**Work required:** Collect all lines containing the word "zurück" from the data.

..........

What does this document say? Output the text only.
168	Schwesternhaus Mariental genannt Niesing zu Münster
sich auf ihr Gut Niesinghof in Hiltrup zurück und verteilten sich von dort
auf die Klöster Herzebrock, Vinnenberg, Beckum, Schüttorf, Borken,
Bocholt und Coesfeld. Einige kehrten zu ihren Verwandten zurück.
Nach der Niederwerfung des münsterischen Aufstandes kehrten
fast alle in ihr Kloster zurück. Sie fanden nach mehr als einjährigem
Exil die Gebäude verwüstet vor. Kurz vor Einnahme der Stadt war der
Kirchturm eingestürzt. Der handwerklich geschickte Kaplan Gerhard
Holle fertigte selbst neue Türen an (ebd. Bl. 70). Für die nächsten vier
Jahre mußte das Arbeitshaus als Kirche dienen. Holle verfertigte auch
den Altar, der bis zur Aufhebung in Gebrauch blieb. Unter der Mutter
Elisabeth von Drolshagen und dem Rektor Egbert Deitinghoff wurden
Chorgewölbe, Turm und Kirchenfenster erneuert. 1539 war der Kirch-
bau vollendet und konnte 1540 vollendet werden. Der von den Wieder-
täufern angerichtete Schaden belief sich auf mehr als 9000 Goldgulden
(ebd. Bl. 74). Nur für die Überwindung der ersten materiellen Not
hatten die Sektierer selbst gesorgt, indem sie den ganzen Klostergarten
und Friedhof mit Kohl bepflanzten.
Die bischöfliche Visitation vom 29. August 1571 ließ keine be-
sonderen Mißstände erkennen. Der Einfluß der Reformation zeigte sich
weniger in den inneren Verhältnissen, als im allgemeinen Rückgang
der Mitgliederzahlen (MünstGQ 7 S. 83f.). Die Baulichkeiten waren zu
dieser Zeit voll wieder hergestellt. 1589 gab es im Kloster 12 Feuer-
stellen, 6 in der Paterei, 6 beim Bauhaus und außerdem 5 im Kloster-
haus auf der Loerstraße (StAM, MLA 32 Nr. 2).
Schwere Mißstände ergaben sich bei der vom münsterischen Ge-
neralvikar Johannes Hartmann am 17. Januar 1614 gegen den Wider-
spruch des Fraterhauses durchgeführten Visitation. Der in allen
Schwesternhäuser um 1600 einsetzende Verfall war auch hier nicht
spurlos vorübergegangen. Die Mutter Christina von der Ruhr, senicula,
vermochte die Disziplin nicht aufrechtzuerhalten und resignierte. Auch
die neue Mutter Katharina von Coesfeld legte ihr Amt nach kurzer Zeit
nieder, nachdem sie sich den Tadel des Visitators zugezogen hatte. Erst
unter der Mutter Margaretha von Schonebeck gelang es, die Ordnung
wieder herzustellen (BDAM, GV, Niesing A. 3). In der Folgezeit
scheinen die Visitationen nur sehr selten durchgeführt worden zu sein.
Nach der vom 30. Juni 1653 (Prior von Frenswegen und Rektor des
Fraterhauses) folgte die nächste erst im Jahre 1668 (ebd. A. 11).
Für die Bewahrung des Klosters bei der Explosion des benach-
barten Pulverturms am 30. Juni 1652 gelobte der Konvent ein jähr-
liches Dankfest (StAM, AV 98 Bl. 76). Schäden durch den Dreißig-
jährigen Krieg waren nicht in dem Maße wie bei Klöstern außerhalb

..........

**Solution to this task:**
sich auf ihr Gut Niesinghof in Hiltrup zurück und verteilten sich von dort
Bocholt und Coesfeld. Einige kehrten zu ihren Verwandten zurück.
fast alle in ihr Kloster zurück. Sie fanden nach mehr als einjährigem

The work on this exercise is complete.